====== Entries supplied ======

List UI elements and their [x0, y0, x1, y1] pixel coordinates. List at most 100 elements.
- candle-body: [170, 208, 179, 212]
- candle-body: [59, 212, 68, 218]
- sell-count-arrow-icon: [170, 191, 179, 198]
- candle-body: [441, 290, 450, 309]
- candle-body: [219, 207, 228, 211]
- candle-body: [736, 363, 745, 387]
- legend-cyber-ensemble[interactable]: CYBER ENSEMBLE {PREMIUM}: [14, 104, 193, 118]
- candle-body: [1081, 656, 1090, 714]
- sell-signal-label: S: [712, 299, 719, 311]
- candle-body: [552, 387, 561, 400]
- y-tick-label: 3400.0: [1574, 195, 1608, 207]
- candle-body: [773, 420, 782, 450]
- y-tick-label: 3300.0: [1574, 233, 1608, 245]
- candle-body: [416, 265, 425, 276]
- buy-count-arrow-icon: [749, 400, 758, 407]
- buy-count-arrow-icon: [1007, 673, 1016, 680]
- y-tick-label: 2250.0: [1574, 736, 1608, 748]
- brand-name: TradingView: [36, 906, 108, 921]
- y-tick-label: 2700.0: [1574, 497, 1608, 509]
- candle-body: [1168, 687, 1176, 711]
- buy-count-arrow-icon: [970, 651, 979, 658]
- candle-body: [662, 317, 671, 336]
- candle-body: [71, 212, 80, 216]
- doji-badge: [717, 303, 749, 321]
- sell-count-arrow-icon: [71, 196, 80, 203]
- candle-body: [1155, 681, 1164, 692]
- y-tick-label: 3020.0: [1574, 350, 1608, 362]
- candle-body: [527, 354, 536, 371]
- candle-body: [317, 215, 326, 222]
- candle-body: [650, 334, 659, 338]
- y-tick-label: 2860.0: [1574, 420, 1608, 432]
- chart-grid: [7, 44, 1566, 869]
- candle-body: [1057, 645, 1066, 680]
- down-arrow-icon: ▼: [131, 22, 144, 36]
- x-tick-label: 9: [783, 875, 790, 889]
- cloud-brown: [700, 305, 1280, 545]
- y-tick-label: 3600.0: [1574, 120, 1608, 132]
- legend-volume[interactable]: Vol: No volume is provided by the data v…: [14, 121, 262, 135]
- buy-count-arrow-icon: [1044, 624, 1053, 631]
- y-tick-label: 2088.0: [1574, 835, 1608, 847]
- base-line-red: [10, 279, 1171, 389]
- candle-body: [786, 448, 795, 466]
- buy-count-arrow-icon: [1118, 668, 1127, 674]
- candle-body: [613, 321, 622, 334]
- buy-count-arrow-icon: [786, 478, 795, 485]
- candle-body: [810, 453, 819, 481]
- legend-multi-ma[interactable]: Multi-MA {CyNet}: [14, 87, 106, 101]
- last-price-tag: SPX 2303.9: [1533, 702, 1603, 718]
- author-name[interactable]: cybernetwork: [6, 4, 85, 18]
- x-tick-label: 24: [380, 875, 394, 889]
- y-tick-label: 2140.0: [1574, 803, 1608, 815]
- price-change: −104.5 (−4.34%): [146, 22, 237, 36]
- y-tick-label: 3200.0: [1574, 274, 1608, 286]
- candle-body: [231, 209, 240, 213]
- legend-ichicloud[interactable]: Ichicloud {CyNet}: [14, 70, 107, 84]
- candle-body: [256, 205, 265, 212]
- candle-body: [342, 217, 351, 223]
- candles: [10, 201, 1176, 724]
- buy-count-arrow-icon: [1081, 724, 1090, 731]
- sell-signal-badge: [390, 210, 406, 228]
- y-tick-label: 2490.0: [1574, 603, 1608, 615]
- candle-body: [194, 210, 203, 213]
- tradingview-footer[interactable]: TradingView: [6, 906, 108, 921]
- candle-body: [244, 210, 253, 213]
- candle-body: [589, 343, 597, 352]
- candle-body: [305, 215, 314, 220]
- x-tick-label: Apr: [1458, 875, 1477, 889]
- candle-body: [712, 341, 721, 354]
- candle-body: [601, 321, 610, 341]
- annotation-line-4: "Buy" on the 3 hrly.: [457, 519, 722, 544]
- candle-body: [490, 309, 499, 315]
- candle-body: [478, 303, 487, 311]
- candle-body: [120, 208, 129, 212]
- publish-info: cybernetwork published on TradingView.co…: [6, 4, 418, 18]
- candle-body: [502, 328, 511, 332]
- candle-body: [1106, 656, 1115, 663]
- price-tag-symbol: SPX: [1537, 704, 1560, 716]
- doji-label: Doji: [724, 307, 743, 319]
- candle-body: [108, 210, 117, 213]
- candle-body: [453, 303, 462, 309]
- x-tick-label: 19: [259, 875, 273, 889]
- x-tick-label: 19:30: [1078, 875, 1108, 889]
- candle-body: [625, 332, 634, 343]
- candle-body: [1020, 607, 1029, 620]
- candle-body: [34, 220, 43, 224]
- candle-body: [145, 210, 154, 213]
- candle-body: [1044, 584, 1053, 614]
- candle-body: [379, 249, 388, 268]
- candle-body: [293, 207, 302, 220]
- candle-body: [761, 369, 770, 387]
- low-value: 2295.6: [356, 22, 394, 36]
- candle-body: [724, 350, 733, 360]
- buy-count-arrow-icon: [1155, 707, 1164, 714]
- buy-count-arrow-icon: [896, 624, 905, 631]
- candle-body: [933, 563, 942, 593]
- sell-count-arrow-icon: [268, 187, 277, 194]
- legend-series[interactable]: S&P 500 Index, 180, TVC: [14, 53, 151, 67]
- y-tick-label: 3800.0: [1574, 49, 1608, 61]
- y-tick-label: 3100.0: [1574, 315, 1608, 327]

======

> [Problem requirements]: Please rewrite the records with every "sell-count-arrow-icon" changed to "sell-arrow-icon", leaving everything else unchanged.

> [Task output]:
List UI elements and their [x0, y0, x1, y1] pixel coordinates. List at most 100 elements.
- candle-body: [170, 208, 179, 212]
- candle-body: [59, 212, 68, 218]
- sell-arrow-icon: [170, 191, 179, 198]
- candle-body: [441, 290, 450, 309]
- candle-body: [219, 207, 228, 211]
- candle-body: [736, 363, 745, 387]
- legend-cyber-ensemble[interactable]: CYBER ENSEMBLE {PREMIUM}: [14, 104, 193, 118]
- candle-body: [1081, 656, 1090, 714]
- sell-signal-label: S: [712, 299, 719, 311]
- candle-body: [552, 387, 561, 400]
- y-tick-label: 3400.0: [1574, 195, 1608, 207]
- candle-body: [773, 420, 782, 450]
- y-tick-label: 3300.0: [1574, 233, 1608, 245]
- candle-body: [416, 265, 425, 276]
- buy-count-arrow-icon: [749, 400, 758, 407]
- buy-count-arrow-icon: [1007, 673, 1016, 680]
- y-tick-label: 2250.0: [1574, 736, 1608, 748]
- brand-name: TradingView: [36, 906, 108, 921]
- y-tick-label: 2700.0: [1574, 497, 1608, 509]
- candle-body: [1168, 687, 1176, 711]
- buy-count-arrow-icon: [970, 651, 979, 658]
- candle-body: [662, 317, 671, 336]
- candle-body: [71, 212, 80, 216]
- doji-badge: [717, 303, 749, 321]
- sell-arrow-icon: [71, 196, 80, 203]
- candle-body: [1155, 681, 1164, 692]
- y-tick-label: 3020.0: [1574, 350, 1608, 362]
- candle-body: [527, 354, 536, 371]
- candle-body: [317, 215, 326, 222]
- candle-body: [650, 334, 659, 338]
- y-tick-label: 2860.0: [1574, 420, 1608, 432]
- chart-grid: [7, 44, 1566, 869]
- candle-body: [1057, 645, 1066, 680]
- down-arrow-icon: ▼: [131, 22, 144, 36]
- x-tick-label: 9: [783, 875, 790, 889]
- cloud-brown: [700, 305, 1280, 545]
- y-tick-label: 3600.0: [1574, 120, 1608, 132]
- legend-volume[interactable]: Vol: No volume is provided by the data v…: [14, 121, 262, 135]
- buy-count-arrow-icon: [1044, 624, 1053, 631]
- y-tick-label: 2088.0: [1574, 835, 1608, 847]
- base-line-red: [10, 279, 1171, 389]
- candle-body: [786, 448, 795, 466]
- buy-count-arrow-icon: [1118, 668, 1127, 674]
- candle-body: [613, 321, 622, 334]
- buy-count-arrow-icon: [786, 478, 795, 485]
- candle-body: [810, 453, 819, 481]
- legend-multi-ma[interactable]: Multi-MA {CyNet}: [14, 87, 106, 101]
- last-price-tag: SPX 2303.9: [1533, 702, 1603, 718]
- author-name[interactable]: cybernetwork: [6, 4, 85, 18]
- x-tick-label: 24: [380, 875, 394, 889]
- y-tick-label: 2140.0: [1574, 803, 1608, 815]
- price-change: −104.5 (−4.34%): [146, 22, 237, 36]
- y-tick-label: 3200.0: [1574, 274, 1608, 286]
- candle-body: [231, 209, 240, 213]
- legend-ichicloud[interactable]: Ichicloud {CyNet}: [14, 70, 107, 84]
- candle-body: [256, 205, 265, 212]
- candle-body: [342, 217, 351, 223]
- candles: [10, 201, 1176, 724]
- buy-count-arrow-icon: [1081, 724, 1090, 731]
- sell-signal-badge: [390, 210, 406, 228]
- y-tick-label: 2490.0: [1574, 603, 1608, 615]
- candle-body: [194, 210, 203, 213]
- tradingview-footer[interactable]: TradingView: [6, 906, 108, 921]
- candle-body: [244, 210, 253, 213]
- candle-body: [589, 343, 597, 352]
- candle-body: [305, 215, 314, 220]
- x-tick-label: Apr: [1458, 875, 1477, 889]
- candle-body: [712, 341, 721, 354]
- candle-body: [601, 321, 610, 341]
- annotation-line-4: "Buy" on the 3 hrly.: [457, 519, 722, 544]
- candle-body: [490, 309, 499, 315]
- candle-body: [478, 303, 487, 311]
- candle-body: [120, 208, 129, 212]
- publish-info: cybernetwork published on TradingView.co…: [6, 4, 418, 18]
- candle-body: [502, 328, 511, 332]
- candle-body: [1106, 656, 1115, 663]
- price-tag-symbol: SPX: [1537, 704, 1560, 716]
- doji-label: Doji: [724, 307, 743, 319]
- candle-body: [108, 210, 117, 213]
- candle-body: [453, 303, 462, 309]
- x-tick-label: 19: [259, 875, 273, 889]
- x-tick-label: 19:30: [1078, 875, 1108, 889]
- candle-body: [625, 332, 634, 343]
- candle-body: [1020, 607, 1029, 620]
- candle-body: [34, 220, 43, 224]
- candle-body: [145, 210, 154, 213]
- candle-body: [1044, 584, 1053, 614]
- candle-body: [379, 249, 388, 268]
- candle-body: [293, 207, 302, 220]
- candle-body: [761, 369, 770, 387]
- low-value: 2295.6: [356, 22, 394, 36]
- candle-body: [724, 350, 733, 360]
- buy-count-arrow-icon: [1155, 707, 1164, 714]
- buy-count-arrow-icon: [896, 624, 905, 631]
- candle-body: [933, 563, 942, 593]
- sell-arrow-icon: [268, 187, 277, 194]
- legend-series[interactable]: S&P 500 Index, 180, TVC: [14, 53, 151, 67]
- y-tick-label: 3800.0: [1574, 49, 1608, 61]
- y-tick-label: 3100.0: [1574, 315, 1608, 327]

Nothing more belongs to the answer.